#### [Do this]
Copy every entry word for word. Skip the pictures.

[Saved data entries]
__________

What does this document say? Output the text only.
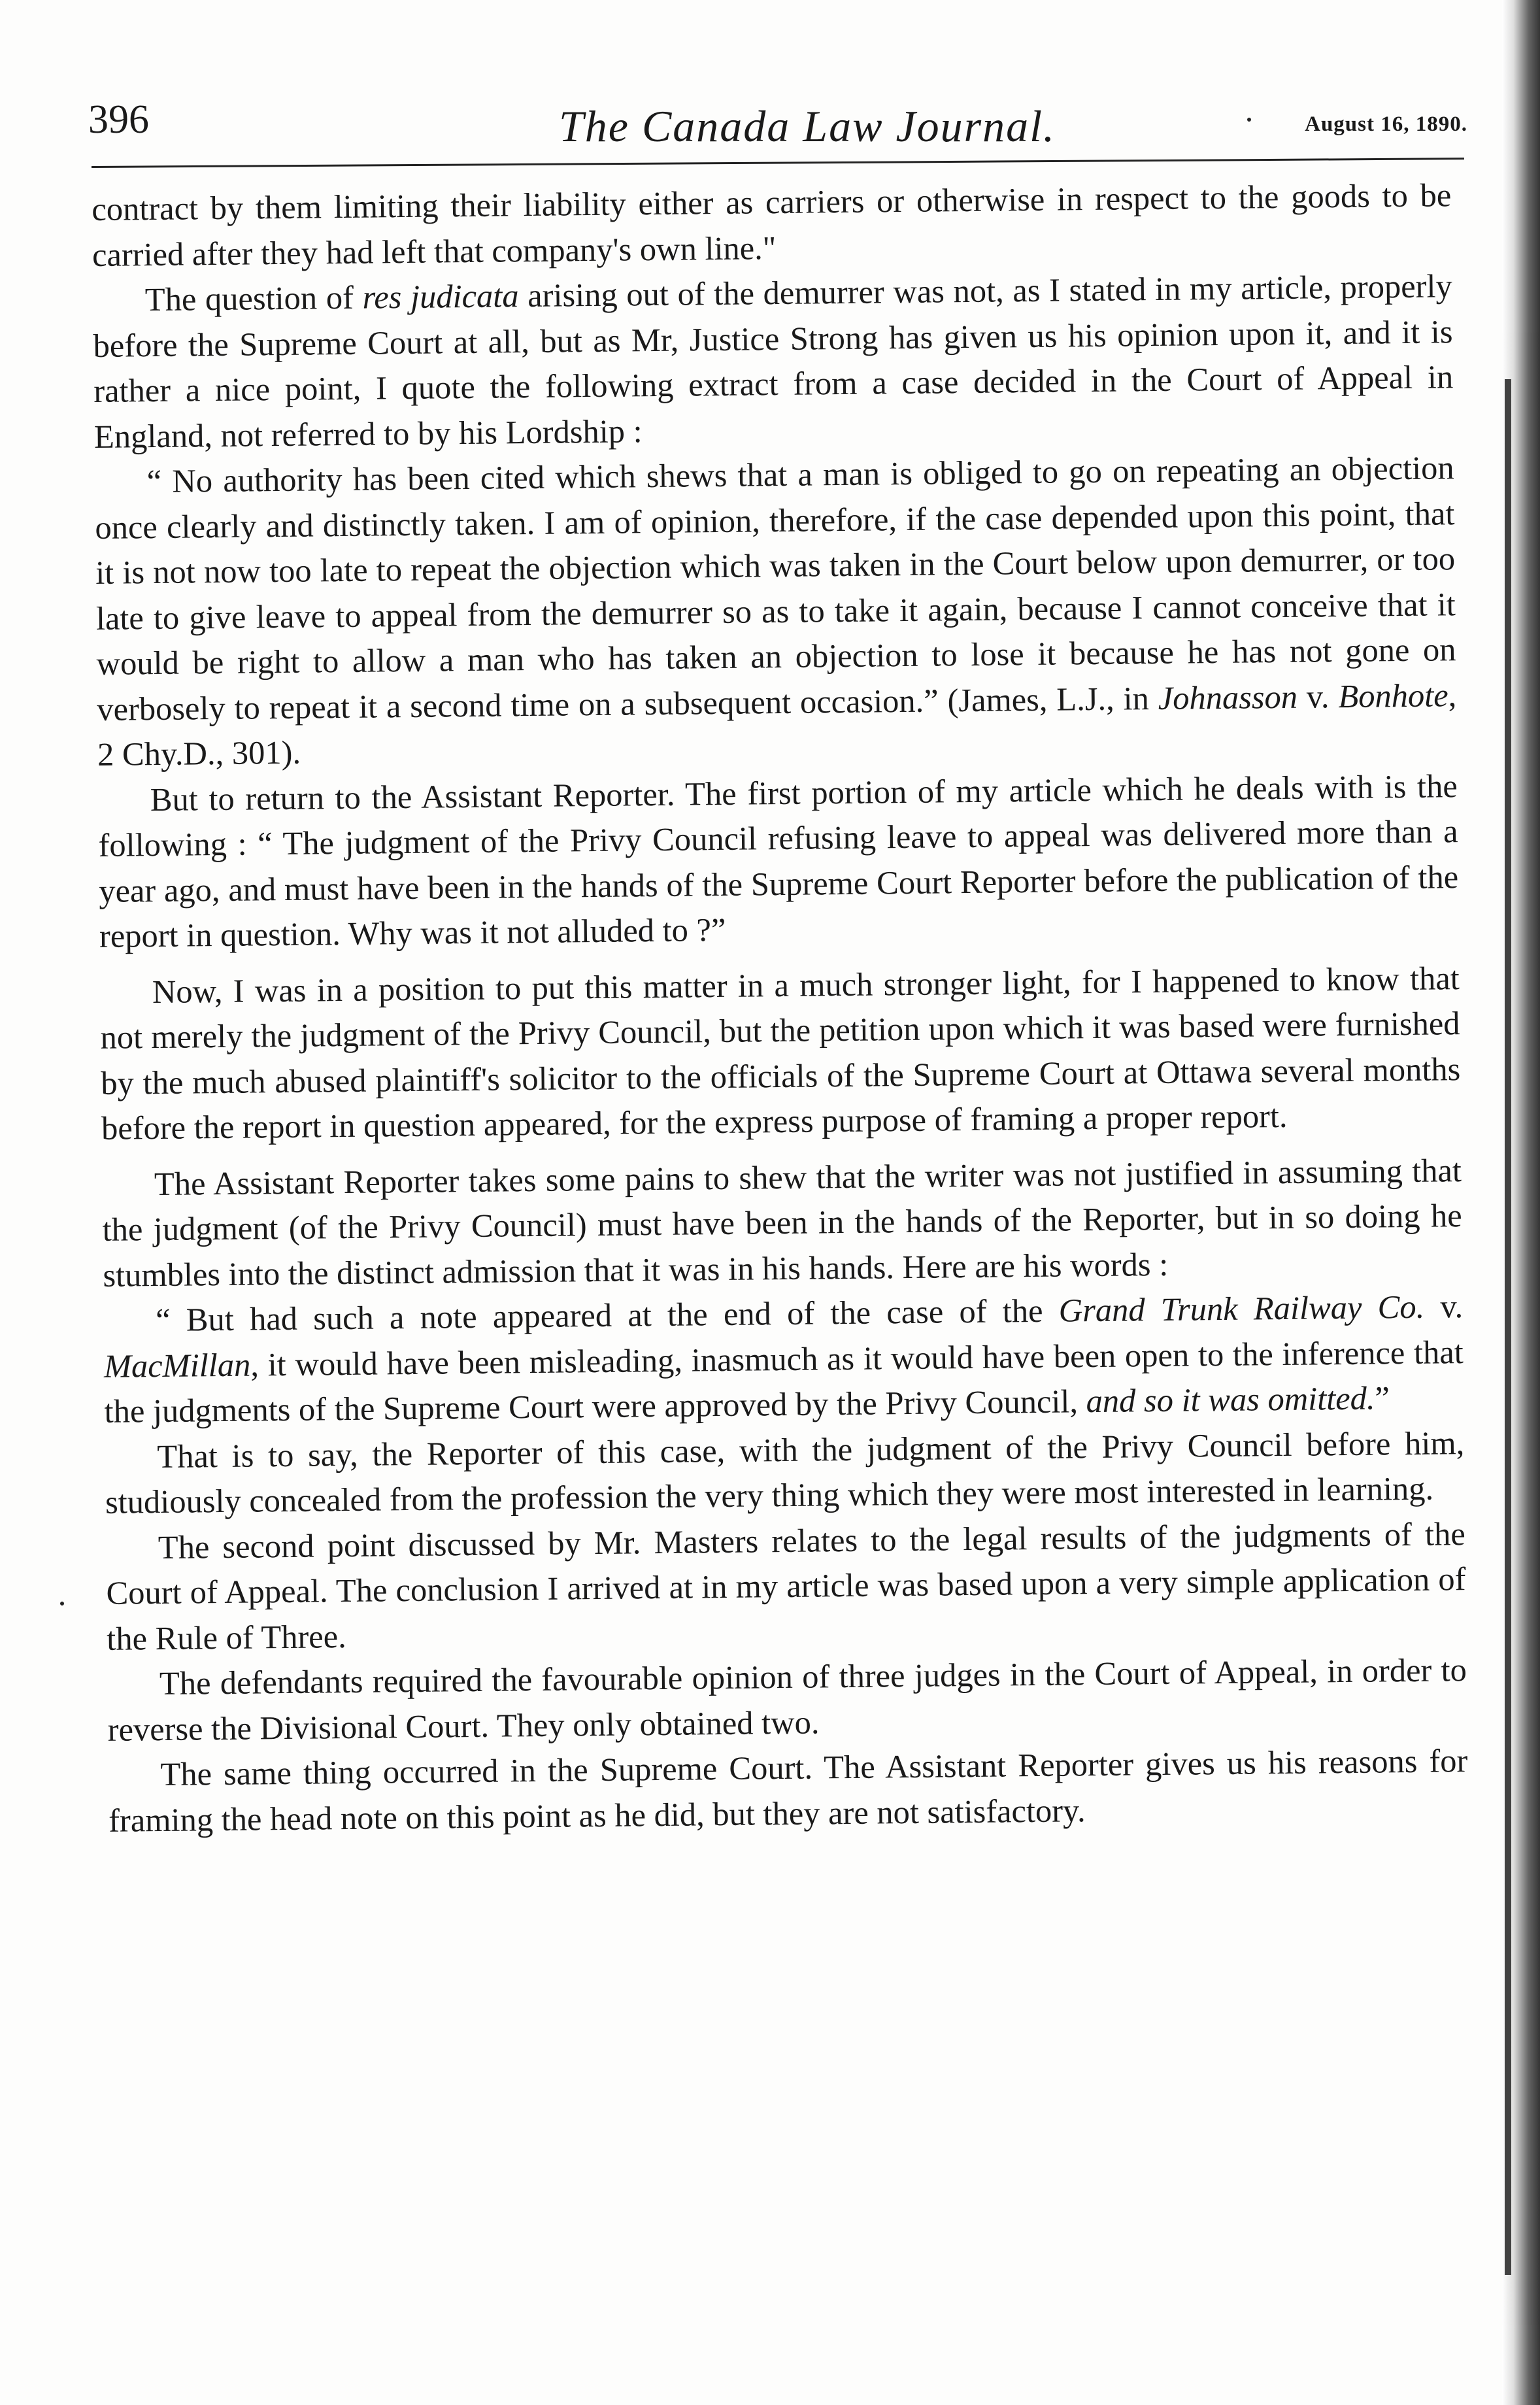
396	The Canada Law Journal.	August 16, 1890.

contract by them limiting their liability either as carriers or otherwise in respect to the goods to be carried after they had left that company's own line."

The question of res judicata arising out of the demurrer was not, as I stated in my article, properly before the Supreme Court at all, but as Mr, Justice Strong has given us his opinion upon it, and it is rather a nice point, I quote the following extract from a case decided in the Court of Appeal in England, not referred to by his Lordship :

“ No authority has been cited which shews that a man is obliged to go on repeating an objection once clearly and distinctly taken. I am of opinion, therefore, if the case depended upon this point, that it is not now too late to repeat the objection which was taken in the Court below upon demurrer, or too late to give leave to appeal from the demurrer so as to take it again, because I cannot conceive that it would be right to allow a man who has taken an objection to lose it because he has not gone on verbosely to repeat it a second time on a subsequent occasion.” (James, L.J., in Johnasson v. Bonhote, 2 Chy.D., 301).

But to return to the Assistant Reporter. The first portion of my article which he deals with is the following : “ The judgment of the Privy Council refusing leave to appeal was delivered more than a year ago, and must have been in the hands of the Supreme Court Reporter before the publication of the report in question. Why was it not alluded to ?”

Now, I was in a position to put this matter in a much stronger light, for I happened to know that not merely the judgment of the Privy Council, but the petition upon which it was based were furnished by the much abused plaintiff's solicitor to the officials of the Supreme Court at Ottawa several months before the report in question appeared, for the express purpose of framing a proper report.

The Assistant Reporter takes some pains to shew that the writer was not justified in assuming that the judgment (of the Privy Council) must have been in the hands of the Reporter, but in so doing he stumbles into the distinct admission that it was in his hands. Here are his words :

“ But had such a note appeared at the end of the case of the Grand Trunk Railway Co. v. MacMillan, it would have been misleading, inasmuch as it would have been open to the inference that the judgments of the Supreme Court were approved by the Privy Council, and so it was omitted.”

That is to say, the Reporter of this case, with the judgment of the Privy Council before him, studiously concealed from the profession the very thing which they were most interested in learning.

The second point discussed by Mr. Masters relates to the legal results of the judgments of the Court of Appeal. The conclusion I arrived at in my article was based upon a very simple application of the Rule of Three.

The defendants required the favourable opinion of three judges in the Court of Appeal, in order to reverse the Divisional Court. They only obtained two.

The same thing occurred in the Supreme Court. The Assistant Reporter gives us his reasons for framing the head note on this point as he did, but they are not satisfactory.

__________

#### [Task solution]
What does this document say? Output the text only.
396	The Canada Law Journal.	August 16, 1890.

contract by them limiting their liability either as carriers or otherwise in respect to the goods to be carried after they had left that company's own line."

The question of res judicata arising out of the demurrer was not, as I stated in my article, properly before the Supreme Court at all, but as Mr, Justice Strong has given us his opinion upon it, and it is rather a nice point, I quote the following extract from a case decided in the Court of Appeal in England, not referred to by his Lordship :

“ No authority has been cited which shews that a man is obliged to go on repeating an objection once clearly and distinctly taken. I am of opinion, therefore, if the case depended upon this point, that it is not now too late to repeat the objection which was taken in the Court below upon demurrer, or too late to give leave to appeal from the demurrer so as to take it again, because I cannot conceive that it would be right to allow a man who has taken an objection to lose it because he has not gone on verbosely to repeat it a second time on a subsequent occasion.” (James, L.J., in Johnasson v. Bonhote, 2 Chy.D., 301).

But to return to the Assistant Reporter. The first portion of my article which he deals with is the following : “ The judgment of the Privy Council refusing leave to appeal was delivered more than a year ago, and must have been in the hands of the Supreme Court Reporter before the publication of the report in question. Why was it not alluded to ?”

Now, I was in a position to put this matter in a much stronger light, for I happened to know that not merely the judgment of the Privy Council, but the petition upon which it was based were furnished by the much abused plaintiff's solicitor to the officials of the Supreme Court at Ottawa several months before the report in question appeared, for the express purpose of framing a proper report.

The Assistant Reporter takes some pains to shew that the writer was not justified in assuming that the judgment (of the Privy Council) must have been in the hands of the Reporter, but in so doing he stumbles into the distinct admission that it was in his hands. Here are his words :

“ But had such a note appeared at the end of the case of the Grand Trunk Railway Co. v. MacMillan, it would have been misleading, inasmuch as it would have been open to the inference that the judgments of the Supreme Court were approved by the Privy Council, and so it was omitted.”

That is to say, the Reporter of this case, with the judgment of the Privy Council before him, studiously concealed from the profession the very thing which they were most interested in learning.

The second point discussed by Mr. Masters relates to the legal results of the judgments of the Court of Appeal. The conclusion I arrived at in my article was based upon a very simple application of the Rule of Three.

The defendants required the favourable opinion of three judges in the Court of Appeal, in order to reverse the Divisional Court. They only obtained two.

The same thing occurred in the Supreme Court. The Assistant Reporter gives us his reasons for framing the head note on this point as he did, but they are not satisfactory.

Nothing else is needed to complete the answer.